** Start RECORDED INFORMATION **
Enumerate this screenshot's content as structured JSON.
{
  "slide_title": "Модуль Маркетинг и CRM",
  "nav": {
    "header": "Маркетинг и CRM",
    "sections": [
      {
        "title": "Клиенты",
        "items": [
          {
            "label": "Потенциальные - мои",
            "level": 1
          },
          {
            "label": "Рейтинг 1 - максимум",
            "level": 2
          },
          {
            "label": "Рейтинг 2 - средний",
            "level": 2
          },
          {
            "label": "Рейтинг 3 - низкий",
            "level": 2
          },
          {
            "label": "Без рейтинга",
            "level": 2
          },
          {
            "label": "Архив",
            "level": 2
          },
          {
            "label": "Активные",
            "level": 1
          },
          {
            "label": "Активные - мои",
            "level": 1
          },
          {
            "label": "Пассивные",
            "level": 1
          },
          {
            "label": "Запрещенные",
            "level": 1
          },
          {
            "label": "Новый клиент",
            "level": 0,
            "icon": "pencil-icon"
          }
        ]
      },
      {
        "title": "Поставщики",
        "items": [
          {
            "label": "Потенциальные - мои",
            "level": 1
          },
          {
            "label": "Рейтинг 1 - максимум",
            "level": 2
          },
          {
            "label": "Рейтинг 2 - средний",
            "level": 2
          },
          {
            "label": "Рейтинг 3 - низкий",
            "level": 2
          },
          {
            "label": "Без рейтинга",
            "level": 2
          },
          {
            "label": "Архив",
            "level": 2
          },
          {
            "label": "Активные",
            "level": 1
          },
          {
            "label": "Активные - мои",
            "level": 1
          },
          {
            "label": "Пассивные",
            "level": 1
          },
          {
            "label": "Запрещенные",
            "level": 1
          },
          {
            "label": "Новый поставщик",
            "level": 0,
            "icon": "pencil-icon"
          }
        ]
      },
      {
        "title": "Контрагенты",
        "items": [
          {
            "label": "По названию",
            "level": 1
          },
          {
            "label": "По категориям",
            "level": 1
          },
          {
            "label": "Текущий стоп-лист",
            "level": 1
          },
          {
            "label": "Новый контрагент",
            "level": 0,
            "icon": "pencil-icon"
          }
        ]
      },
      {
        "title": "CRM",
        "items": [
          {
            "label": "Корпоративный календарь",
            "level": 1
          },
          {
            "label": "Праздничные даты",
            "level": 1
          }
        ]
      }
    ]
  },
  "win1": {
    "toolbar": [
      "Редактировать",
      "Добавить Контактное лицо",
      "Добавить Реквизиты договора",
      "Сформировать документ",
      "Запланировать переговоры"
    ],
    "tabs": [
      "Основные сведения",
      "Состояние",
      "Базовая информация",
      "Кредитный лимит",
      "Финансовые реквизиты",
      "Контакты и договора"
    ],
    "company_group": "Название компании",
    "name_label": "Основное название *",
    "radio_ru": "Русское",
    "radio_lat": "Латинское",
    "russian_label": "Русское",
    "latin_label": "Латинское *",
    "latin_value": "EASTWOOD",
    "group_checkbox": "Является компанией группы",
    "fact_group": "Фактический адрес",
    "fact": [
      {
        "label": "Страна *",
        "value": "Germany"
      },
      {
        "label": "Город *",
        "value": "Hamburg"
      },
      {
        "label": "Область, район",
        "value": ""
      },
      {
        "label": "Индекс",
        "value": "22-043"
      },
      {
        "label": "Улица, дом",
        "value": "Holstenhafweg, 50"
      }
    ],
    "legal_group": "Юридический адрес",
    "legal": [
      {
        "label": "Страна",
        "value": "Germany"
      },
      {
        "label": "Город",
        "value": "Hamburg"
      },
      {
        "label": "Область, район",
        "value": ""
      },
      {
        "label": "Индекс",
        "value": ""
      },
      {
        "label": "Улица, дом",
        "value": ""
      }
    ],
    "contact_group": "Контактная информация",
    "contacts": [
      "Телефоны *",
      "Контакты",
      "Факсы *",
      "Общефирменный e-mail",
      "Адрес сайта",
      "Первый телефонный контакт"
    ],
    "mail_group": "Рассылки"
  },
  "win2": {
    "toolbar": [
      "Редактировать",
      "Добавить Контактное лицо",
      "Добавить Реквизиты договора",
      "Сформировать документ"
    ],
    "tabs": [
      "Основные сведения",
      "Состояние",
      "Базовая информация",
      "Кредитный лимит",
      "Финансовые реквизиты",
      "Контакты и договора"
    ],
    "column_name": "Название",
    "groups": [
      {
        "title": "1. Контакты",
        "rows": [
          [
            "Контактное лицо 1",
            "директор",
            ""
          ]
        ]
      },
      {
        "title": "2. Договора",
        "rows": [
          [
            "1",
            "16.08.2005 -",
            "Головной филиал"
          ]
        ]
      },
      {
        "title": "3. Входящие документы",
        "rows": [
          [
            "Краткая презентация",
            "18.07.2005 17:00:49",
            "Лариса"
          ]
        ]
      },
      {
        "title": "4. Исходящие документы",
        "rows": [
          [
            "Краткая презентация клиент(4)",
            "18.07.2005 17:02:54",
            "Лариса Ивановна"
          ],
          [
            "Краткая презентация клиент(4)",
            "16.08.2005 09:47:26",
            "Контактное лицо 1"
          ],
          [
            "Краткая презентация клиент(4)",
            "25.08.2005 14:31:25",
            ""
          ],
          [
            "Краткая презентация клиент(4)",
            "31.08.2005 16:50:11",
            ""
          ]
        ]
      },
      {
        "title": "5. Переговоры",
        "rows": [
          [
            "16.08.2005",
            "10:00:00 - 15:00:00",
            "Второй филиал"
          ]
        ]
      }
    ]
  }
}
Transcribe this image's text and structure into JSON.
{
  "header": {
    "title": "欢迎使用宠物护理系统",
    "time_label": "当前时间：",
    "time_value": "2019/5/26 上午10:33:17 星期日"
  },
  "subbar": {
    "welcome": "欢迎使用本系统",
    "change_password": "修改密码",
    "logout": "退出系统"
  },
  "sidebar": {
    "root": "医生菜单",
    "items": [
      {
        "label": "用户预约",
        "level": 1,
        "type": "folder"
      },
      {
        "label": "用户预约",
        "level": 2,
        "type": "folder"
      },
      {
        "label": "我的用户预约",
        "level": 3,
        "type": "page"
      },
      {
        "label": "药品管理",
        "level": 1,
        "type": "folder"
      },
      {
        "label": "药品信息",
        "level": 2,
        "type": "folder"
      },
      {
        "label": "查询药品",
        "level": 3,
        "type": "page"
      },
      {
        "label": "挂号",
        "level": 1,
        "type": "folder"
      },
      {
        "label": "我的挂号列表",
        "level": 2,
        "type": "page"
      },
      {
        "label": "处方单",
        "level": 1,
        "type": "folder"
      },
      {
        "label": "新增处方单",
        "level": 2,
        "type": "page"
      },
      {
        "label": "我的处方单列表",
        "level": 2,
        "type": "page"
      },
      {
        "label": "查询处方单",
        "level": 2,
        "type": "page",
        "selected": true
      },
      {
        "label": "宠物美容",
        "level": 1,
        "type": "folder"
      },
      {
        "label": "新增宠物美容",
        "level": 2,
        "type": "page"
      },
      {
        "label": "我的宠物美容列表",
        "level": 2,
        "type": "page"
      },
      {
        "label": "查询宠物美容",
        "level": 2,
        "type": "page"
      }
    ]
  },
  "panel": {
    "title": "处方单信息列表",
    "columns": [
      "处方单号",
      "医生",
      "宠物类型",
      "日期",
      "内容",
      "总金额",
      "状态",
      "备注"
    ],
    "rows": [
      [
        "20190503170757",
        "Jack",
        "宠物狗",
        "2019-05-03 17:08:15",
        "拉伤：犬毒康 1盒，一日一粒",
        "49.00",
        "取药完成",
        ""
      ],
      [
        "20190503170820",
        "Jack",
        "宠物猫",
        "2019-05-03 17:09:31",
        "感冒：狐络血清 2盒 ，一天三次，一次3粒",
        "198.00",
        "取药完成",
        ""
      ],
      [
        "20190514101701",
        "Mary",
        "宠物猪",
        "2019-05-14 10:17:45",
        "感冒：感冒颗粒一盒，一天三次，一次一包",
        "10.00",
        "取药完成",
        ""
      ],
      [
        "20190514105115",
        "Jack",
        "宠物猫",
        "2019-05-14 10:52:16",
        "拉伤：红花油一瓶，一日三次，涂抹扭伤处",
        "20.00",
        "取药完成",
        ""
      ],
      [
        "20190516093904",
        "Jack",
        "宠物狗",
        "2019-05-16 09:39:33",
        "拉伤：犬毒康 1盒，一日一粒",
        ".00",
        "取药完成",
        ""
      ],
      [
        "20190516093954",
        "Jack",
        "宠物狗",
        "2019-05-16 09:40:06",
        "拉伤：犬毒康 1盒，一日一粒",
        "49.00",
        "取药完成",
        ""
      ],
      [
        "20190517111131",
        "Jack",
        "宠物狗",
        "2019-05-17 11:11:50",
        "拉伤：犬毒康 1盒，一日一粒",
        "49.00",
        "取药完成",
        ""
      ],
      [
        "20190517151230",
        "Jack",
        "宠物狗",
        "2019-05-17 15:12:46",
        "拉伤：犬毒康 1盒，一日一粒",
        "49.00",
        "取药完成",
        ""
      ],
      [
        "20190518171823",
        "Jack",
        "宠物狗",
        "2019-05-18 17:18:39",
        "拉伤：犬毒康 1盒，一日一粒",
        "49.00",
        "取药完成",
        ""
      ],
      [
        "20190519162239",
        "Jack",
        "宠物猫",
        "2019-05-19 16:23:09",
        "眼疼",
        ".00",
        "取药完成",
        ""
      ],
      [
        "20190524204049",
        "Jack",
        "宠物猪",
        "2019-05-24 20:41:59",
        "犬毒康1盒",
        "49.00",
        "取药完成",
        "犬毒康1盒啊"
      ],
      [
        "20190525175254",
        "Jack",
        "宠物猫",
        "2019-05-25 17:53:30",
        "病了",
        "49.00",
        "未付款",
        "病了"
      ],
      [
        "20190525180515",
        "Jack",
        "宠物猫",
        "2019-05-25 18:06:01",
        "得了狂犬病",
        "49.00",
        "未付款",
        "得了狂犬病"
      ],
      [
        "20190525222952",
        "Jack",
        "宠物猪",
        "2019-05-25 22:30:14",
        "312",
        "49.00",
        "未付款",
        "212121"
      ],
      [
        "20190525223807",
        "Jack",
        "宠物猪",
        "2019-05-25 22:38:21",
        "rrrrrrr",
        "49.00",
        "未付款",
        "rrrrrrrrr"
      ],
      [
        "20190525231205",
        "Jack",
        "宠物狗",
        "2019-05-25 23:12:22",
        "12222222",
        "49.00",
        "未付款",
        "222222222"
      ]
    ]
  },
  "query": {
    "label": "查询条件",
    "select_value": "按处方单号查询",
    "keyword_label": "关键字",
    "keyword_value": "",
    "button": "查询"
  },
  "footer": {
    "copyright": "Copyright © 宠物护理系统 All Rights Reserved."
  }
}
** End RECORDED INFORMATION **
▸ STATED TASK:
Pick out each line above that includes "JSON" and show it.

▸ OUTPUT:
Enumerate this screenshot's content as structured JSON.
Transcribe this image's text and structure into JSON.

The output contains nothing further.